▸ **REQUIREMENT**
Write the listing below out again exactly, dropping the images.

Entries from a visual dataset:
* START *

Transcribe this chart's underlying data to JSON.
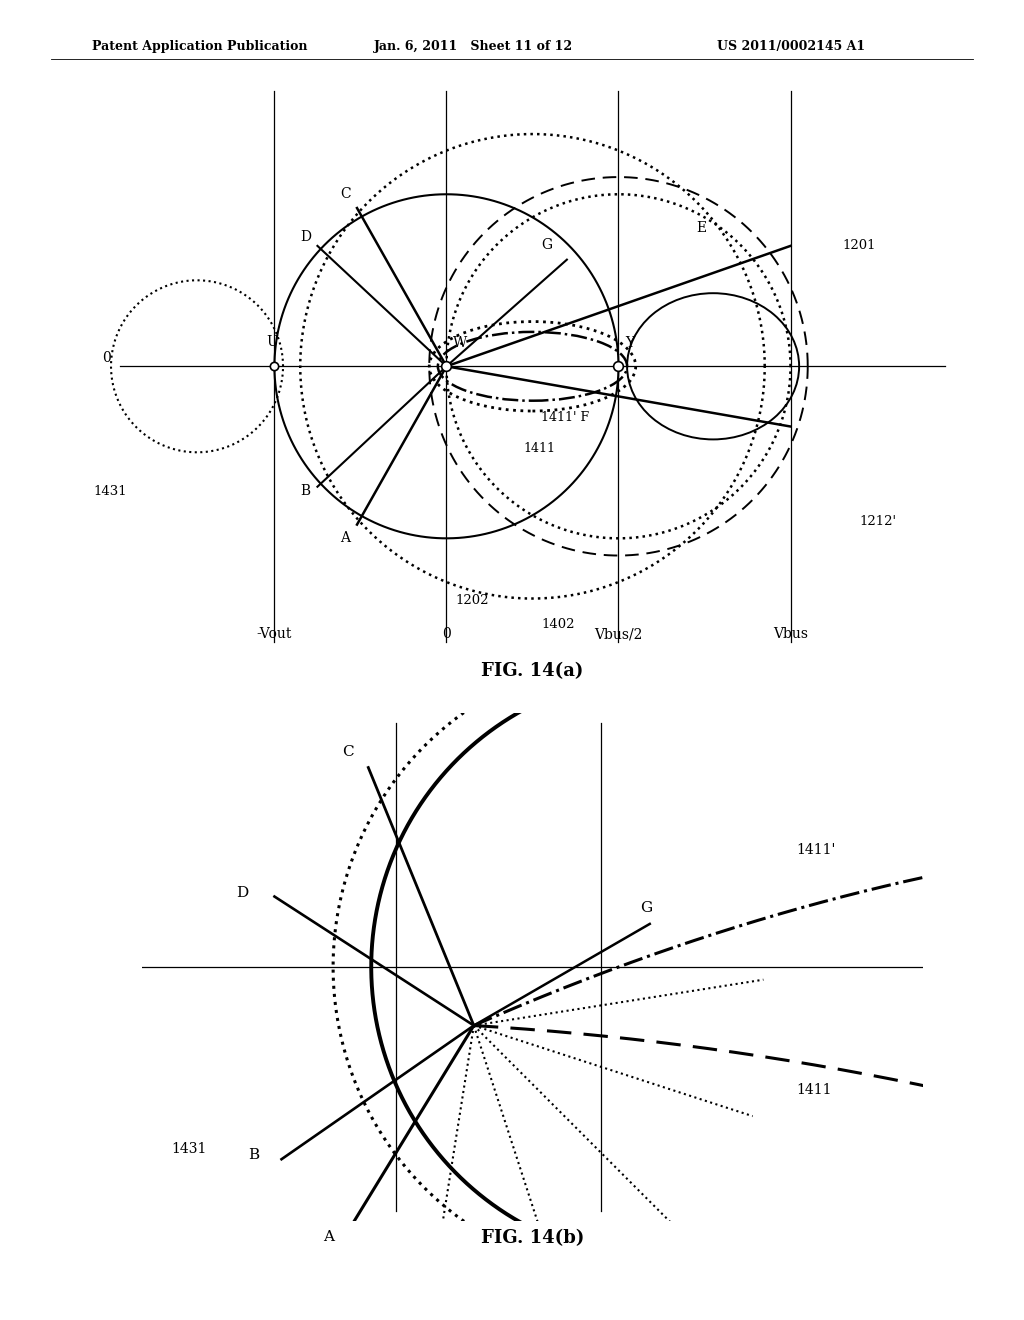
{
  "header_left": "Patent Application Publication",
  "header_mid": "Jan. 6, 2011   Sheet 11 of 12",
  "header_right": "US 2011/0002145 A1",
  "fig_a_title": "FIG. 14(a)",
  "fig_b_title": "FIG. 14(b)",
  "bg_color": "#ffffff"
}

* END *

▸ **IN RESPONSE**
Transcribe this chart's underlying data to JSON.
{
  "header_left": "Patent Application Publication",
  "header_mid": "Jan. 6, 2011   Sheet 11 of 12",
  "header_right": "US 2011/0002145 A1",
  "fig_a_title": "FIG. 14(a)",
  "fig_b_title": "FIG. 14(b)",
  "bg_color": "#ffffff"
}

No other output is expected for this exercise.